**WHAT YOU SHOULD DO:** Search the data below for "России"; list each line that holds it.

[Entries from a dataset]
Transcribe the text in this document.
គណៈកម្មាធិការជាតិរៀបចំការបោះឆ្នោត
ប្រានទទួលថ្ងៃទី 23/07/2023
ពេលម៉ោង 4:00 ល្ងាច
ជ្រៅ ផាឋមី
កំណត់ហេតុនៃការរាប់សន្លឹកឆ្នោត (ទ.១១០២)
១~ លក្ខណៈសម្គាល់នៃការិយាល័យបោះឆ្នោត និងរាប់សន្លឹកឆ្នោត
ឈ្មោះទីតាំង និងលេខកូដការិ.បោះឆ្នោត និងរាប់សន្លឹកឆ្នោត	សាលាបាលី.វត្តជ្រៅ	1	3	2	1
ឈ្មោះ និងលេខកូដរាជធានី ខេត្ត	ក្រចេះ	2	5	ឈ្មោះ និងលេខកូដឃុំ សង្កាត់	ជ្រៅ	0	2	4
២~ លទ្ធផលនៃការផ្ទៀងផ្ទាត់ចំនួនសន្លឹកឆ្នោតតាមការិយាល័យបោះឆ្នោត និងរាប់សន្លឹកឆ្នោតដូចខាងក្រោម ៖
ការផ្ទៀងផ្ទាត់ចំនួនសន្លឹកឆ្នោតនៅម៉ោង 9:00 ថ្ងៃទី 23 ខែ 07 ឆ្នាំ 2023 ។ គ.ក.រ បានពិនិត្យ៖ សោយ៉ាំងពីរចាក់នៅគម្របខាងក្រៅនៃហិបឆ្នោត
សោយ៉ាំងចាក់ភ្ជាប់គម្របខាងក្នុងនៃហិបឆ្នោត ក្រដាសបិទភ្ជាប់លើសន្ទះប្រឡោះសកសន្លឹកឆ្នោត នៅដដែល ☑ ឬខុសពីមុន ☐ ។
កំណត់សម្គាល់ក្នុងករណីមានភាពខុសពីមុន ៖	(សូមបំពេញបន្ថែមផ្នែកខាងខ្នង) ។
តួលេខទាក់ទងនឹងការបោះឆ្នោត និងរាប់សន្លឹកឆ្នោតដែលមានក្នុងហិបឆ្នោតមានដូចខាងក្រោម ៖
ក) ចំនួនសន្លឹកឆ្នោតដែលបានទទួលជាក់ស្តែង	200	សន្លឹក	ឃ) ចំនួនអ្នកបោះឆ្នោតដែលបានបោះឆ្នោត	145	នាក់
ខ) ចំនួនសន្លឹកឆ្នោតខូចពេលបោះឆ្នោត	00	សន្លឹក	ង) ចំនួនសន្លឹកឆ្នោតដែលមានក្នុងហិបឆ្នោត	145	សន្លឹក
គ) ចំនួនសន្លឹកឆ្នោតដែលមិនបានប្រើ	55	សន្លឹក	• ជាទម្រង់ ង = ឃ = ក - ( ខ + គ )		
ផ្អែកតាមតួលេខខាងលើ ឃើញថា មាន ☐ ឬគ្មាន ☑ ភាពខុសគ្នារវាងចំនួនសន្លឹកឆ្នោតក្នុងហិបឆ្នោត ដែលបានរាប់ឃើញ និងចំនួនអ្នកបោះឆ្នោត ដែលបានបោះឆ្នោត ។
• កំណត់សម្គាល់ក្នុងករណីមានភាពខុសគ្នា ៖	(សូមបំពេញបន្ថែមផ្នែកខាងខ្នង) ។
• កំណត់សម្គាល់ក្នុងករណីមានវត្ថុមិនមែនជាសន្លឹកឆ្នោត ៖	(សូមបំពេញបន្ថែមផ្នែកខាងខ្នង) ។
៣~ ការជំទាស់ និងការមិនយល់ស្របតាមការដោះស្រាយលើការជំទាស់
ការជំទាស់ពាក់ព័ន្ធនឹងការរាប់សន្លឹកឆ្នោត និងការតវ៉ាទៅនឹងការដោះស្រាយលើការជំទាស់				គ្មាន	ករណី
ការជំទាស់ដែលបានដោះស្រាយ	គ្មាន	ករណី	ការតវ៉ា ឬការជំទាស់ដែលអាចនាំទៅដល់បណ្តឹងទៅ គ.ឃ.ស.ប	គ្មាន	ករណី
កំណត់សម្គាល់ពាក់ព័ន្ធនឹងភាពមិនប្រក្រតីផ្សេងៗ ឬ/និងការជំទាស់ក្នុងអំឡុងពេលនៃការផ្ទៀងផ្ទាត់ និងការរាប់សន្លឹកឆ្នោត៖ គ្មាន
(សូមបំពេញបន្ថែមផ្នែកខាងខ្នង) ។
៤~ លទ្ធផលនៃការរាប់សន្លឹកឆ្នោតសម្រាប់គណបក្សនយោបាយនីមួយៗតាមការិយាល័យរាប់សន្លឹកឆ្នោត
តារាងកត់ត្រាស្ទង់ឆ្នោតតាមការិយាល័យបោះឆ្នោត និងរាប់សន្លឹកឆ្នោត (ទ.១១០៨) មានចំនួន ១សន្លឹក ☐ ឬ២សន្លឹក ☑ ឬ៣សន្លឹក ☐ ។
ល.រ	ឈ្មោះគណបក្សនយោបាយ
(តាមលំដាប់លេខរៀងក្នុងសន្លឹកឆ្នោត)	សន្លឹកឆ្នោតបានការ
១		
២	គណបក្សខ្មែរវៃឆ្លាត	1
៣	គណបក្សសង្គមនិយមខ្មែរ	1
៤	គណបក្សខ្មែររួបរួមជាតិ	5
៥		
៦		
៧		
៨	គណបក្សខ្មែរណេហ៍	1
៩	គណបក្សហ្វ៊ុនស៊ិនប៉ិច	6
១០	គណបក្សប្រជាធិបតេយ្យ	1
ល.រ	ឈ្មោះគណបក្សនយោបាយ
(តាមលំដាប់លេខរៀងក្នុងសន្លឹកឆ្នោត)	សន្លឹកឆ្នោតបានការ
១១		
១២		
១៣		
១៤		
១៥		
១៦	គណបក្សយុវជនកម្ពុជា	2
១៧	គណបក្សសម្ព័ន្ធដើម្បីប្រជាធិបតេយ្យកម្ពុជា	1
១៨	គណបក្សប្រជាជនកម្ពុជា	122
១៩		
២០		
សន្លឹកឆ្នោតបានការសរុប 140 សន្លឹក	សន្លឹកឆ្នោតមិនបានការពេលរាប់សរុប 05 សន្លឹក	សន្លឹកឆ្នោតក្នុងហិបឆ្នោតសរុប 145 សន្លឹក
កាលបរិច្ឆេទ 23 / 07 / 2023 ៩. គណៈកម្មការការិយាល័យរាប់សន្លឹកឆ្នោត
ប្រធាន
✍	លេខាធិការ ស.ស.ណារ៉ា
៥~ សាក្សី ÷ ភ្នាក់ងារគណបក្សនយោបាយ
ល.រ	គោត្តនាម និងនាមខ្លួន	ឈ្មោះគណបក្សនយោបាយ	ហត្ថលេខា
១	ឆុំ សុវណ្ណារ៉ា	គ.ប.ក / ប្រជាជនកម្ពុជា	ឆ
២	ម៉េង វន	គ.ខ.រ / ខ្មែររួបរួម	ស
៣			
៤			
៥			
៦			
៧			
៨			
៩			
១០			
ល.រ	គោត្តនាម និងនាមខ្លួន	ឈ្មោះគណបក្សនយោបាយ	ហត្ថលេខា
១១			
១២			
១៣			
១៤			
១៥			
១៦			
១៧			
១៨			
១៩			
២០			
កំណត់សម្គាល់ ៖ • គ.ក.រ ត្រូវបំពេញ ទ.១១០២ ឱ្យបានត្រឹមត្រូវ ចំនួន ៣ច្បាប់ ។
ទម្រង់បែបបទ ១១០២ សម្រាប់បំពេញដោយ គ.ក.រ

...

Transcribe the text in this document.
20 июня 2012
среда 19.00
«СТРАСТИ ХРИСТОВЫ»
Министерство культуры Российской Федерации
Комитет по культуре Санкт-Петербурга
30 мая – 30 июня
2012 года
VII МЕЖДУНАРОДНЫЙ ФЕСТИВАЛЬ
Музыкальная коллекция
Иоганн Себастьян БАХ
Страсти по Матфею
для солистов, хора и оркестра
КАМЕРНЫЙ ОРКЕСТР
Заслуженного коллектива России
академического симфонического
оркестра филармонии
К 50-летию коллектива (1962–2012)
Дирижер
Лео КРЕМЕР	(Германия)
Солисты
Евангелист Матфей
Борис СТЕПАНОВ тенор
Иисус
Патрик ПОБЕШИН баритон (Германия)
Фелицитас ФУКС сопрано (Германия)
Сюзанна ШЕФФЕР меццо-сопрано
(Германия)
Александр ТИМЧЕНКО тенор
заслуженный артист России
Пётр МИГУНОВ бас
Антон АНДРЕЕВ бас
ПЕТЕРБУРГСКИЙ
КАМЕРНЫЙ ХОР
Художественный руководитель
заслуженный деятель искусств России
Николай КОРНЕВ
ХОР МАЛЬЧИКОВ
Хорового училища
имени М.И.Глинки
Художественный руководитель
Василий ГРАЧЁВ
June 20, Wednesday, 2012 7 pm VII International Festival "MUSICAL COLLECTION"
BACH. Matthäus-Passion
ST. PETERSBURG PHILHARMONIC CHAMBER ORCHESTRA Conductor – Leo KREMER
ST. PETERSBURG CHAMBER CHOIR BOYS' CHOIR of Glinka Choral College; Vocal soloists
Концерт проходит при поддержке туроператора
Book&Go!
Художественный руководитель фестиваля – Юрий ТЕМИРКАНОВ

**ANSWER TO THIS EXERCISE:**
Заслуженного коллектива России
заслуженный артист России
заслуженный деятель искусств России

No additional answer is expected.